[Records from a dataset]
________

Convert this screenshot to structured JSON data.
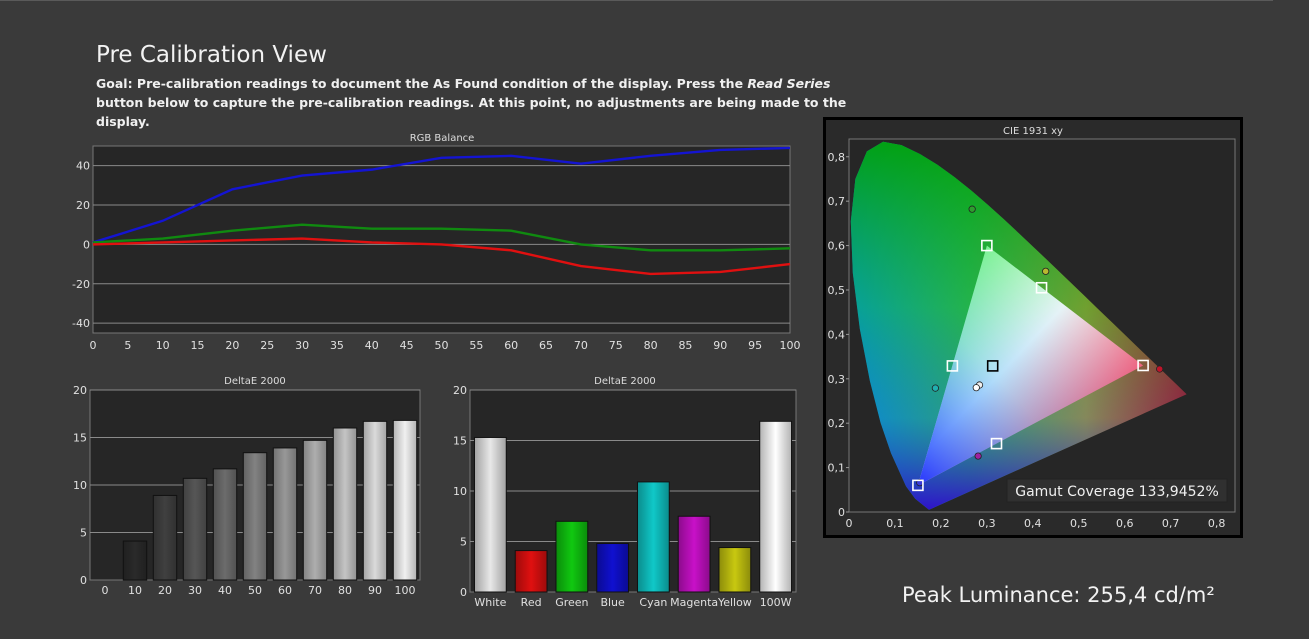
{
  "page": {
    "title": "Pre Calibration View",
    "goal_prefix": "Goal: Pre-calibration readings to document the As Found condition of the display. Press the ",
    "goal_button": "Read Series",
    "goal_suffix": " button below to capture the pre-calibration readings. At this point, no adjustments are being made to the display.",
    "peak_luminance": "Peak Luminance: 255,4 cd/m²"
  },
  "colors": {
    "red": "#e01010",
    "green": "#108a10",
    "blue": "#1414d2"
  },
  "chart_data": [
    {
      "id": "rgb",
      "type": "line",
      "title": "RGB Balance",
      "x": [
        0,
        10,
        20,
        30,
        40,
        50,
        60,
        70,
        80,
        90,
        100
      ],
      "xticks": [
        0,
        5,
        10,
        15,
        20,
        25,
        30,
        35,
        40,
        45,
        50,
        55,
        60,
        65,
        70,
        75,
        80,
        85,
        90,
        95,
        100
      ],
      "yticks": [
        40,
        20,
        0,
        -20,
        -40
      ],
      "xlim": [
        0,
        100
      ],
      "ylim": [
        -45,
        50
      ],
      "grid": true,
      "series": [
        {
          "key": "blue",
          "values": [
            1,
            12,
            28,
            35,
            38,
            44,
            45,
            41,
            45,
            48,
            49
          ]
        },
        {
          "key": "green",
          "values": [
            1,
            3,
            7,
            10,
            8,
            8,
            7,
            0,
            -3,
            -3,
            -2
          ]
        },
        {
          "key": "red",
          "values": [
            0,
            1,
            2,
            3,
            1,
            0,
            -3,
            -11,
            -15,
            -14,
            -10
          ]
        }
      ]
    },
    {
      "id": "de_gray",
      "type": "bar",
      "title": "DeltaE 2000",
      "categories": [
        "0",
        "10",
        "20",
        "30",
        "40",
        "50",
        "60",
        "70",
        "80",
        "90",
        "100"
      ],
      "values": [
        0,
        4.1,
        8.9,
        10.7,
        11.7,
        13.4,
        13.9,
        14.7,
        16.0,
        16.7,
        16.8
      ],
      "yticks": [
        20,
        15,
        10,
        5,
        0
      ],
      "ylim": [
        0,
        20
      ]
    },
    {
      "id": "de_color",
      "type": "bar",
      "title": "DeltaE 2000",
      "categories": [
        "White",
        "Red",
        "Green",
        "Blue",
        "Cyan",
        "Magenta",
        "Yellow",
        "100W"
      ],
      "values": [
        15.3,
        4.1,
        7.0,
        4.8,
        10.9,
        7.5,
        4.4,
        16.9
      ],
      "colors": [
        "#e8e8e8",
        "#e01010",
        "#10c810",
        "#1010d0",
        "#10c8c8",
        "#c810c8",
        "#c8c810",
        "#ffffff"
      ],
      "yticks": [
        20,
        15,
        10,
        5,
        0
      ],
      "ylim": [
        0,
        20
      ]
    },
    {
      "id": "cie",
      "type": "scatter",
      "title": "CIE 1931 xy",
      "xticks": [
        "0",
        "0,1",
        "0,2",
        "0,3",
        "0,4",
        "0,5",
        "0,6",
        "0,7",
        "0,8"
      ],
      "yticks": [
        "0,8",
        "0,7",
        "0,6",
        "0,5",
        "0,4",
        "0,3",
        "0,2",
        "0,1",
        "0"
      ],
      "xlim": [
        0,
        0.84
      ],
      "ylim": [
        0,
        0.84
      ],
      "targets": [
        {
          "name": "red",
          "x": 0.64,
          "y": 0.33
        },
        {
          "name": "green",
          "x": 0.3,
          "y": 0.6
        },
        {
          "name": "blue",
          "x": 0.15,
          "y": 0.06
        },
        {
          "name": "white",
          "x": 0.3127,
          "y": 0.329
        },
        {
          "name": "cyan",
          "x": 0.225,
          "y": 0.329
        },
        {
          "name": "magenta",
          "x": 0.321,
          "y": 0.154
        },
        {
          "name": "yellow",
          "x": 0.419,
          "y": 0.505
        }
      ],
      "measured": [
        {
          "name": "red",
          "x": 0.676,
          "y": 0.322,
          "color": "#c0142a"
        },
        {
          "name": "green",
          "x": 0.268,
          "y": 0.682,
          "color": "#2e9e2e"
        },
        {
          "name": "blue",
          "x": 0.154,
          "y": 0.066,
          "color": "#3a3ad8"
        },
        {
          "name": "cyan",
          "x": 0.188,
          "y": 0.279,
          "color": "#20b0b0"
        },
        {
          "name": "magenta",
          "x": 0.281,
          "y": 0.126,
          "color": "#a020a0"
        },
        {
          "name": "yellow",
          "x": 0.428,
          "y": 0.542,
          "color": "#b8b830"
        },
        {
          "name": "white",
          "x": 0.284,
          "y": 0.286,
          "color": "#f0f0f0"
        },
        {
          "name": "white-100",
          "x": 0.277,
          "y": 0.28,
          "color": "#ffffff"
        }
      ],
      "gamut_coverage": "Gamut Coverage 133,9452%"
    }
  ]
}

________

| PROBLEM DETAILS |
Make an exact copy of every record, pictures excluded.

| REPLY |
Convert this screenshot to structured JSON data.
{
  "page": {
    "title": "Pre Calibration View",
    "goal_prefix": "Goal: Pre-calibration readings to document the As Found condition of the display. Press the ",
    "goal_button": "Read Series",
    "goal_suffix": " button below to capture the pre-calibration readings. At this point, no adjustments are being made to the display.",
    "peak_luminance": "Peak Luminance: 255,4 cd/m²"
  },
  "colors": {
    "red": "#e01010",
    "green": "#108a10",
    "blue": "#1414d2"
  },
  "chart_data": [
    {
      "id": "rgb",
      "type": "line",
      "title": "RGB Balance",
      "x": [
        0,
        10,
        20,
        30,
        40,
        50,
        60,
        70,
        80,
        90,
        100
      ],
      "xticks": [
        0,
        5,
        10,
        15,
        20,
        25,
        30,
        35,
        40,
        45,
        50,
        55,
        60,
        65,
        70,
        75,
        80,
        85,
        90,
        95,
        100
      ],
      "yticks": [
        40,
        20,
        0,
        -20,
        -40
      ],
      "xlim": [
        0,
        100
      ],
      "ylim": [
        -45,
        50
      ],
      "grid": true,
      "series": [
        {
          "key": "blue",
          "values": [
            1,
            12,
            28,
            35,
            38,
            44,
            45,
            41,
            45,
            48,
            49
          ]
        },
        {
          "key": "green",
          "values": [
            1,
            3,
            7,
            10,
            8,
            8,
            7,
            0,
            -3,
            -3,
            -2
          ]
        },
        {
          "key": "red",
          "values": [
            0,
            1,
            2,
            3,
            1,
            0,
            -3,
            -11,
            -15,
            -14,
            -10
          ]
        }
      ]
    },
    {
      "id": "de_gray",
      "type": "bar",
      "title": "DeltaE 2000",
      "categories": [
        "0",
        "10",
        "20",
        "30",
        "40",
        "50",
        "60",
        "70",
        "80",
        "90",
        "100"
      ],
      "values": [
        0,
        4.1,
        8.9,
        10.7,
        11.7,
        13.4,
        13.9,
        14.7,
        16.0,
        16.7,
        16.8
      ],
      "yticks": [
        20,
        15,
        10,
        5,
        0
      ],
      "ylim": [
        0,
        20
      ]
    },
    {
      "id": "de_color",
      "type": "bar",
      "title": "DeltaE 2000",
      "categories": [
        "White",
        "Red",
        "Green",
        "Blue",
        "Cyan",
        "Magenta",
        "Yellow",
        "100W"
      ],
      "values": [
        15.3,
        4.1,
        7.0,
        4.8,
        10.9,
        7.5,
        4.4,
        16.9
      ],
      "colors": [
        "#e8e8e8",
        "#e01010",
        "#10c810",
        "#1010d0",
        "#10c8c8",
        "#c810c8",
        "#c8c810",
        "#ffffff"
      ],
      "yticks": [
        20,
        15,
        10,
        5,
        0
      ],
      "ylim": [
        0,
        20
      ]
    },
    {
      "id": "cie",
      "type": "scatter",
      "title": "CIE 1931 xy",
      "xticks": [
        "0",
        "0,1",
        "0,2",
        "0,3",
        "0,4",
        "0,5",
        "0,6",
        "0,7",
        "0,8"
      ],
      "yticks": [
        "0,8",
        "0,7",
        "0,6",
        "0,5",
        "0,4",
        "0,3",
        "0,2",
        "0,1",
        "0"
      ],
      "xlim": [
        0,
        0.84
      ],
      "ylim": [
        0,
        0.84
      ],
      "targets": [
        {
          "name": "red",
          "x": 0.64,
          "y": 0.33
        },
        {
          "name": "green",
          "x": 0.3,
          "y": 0.6
        },
        {
          "name": "blue",
          "x": 0.15,
          "y": 0.06
        },
        {
          "name": "white",
          "x": 0.3127,
          "y": 0.329
        },
        {
          "name": "cyan",
          "x": 0.225,
          "y": 0.329
        },
        {
          "name": "magenta",
          "x": 0.321,
          "y": 0.154
        },
        {
          "name": "yellow",
          "x": 0.419,
          "y": 0.505
        }
      ],
      "measured": [
        {
          "name": "red",
          "x": 0.676,
          "y": 0.322,
          "color": "#c0142a"
        },
        {
          "name": "green",
          "x": 0.268,
          "y": 0.682,
          "color": "#2e9e2e"
        },
        {
          "name": "blue",
          "x": 0.154,
          "y": 0.066,
          "color": "#3a3ad8"
        },
        {
          "name": "cyan",
          "x": 0.188,
          "y": 0.279,
          "color": "#20b0b0"
        },
        {
          "name": "magenta",
          "x": 0.281,
          "y": 0.126,
          "color": "#a020a0"
        },
        {
          "name": "yellow",
          "x": 0.428,
          "y": 0.542,
          "color": "#b8b830"
        },
        {
          "name": "white",
          "x": 0.284,
          "y": 0.286,
          "color": "#f0f0f0"
        },
        {
          "name": "white-100",
          "x": 0.277,
          "y": 0.28,
          "color": "#ffffff"
        }
      ],
      "gamut_coverage": "Gamut Coverage 133,9452%"
    }
  ]
}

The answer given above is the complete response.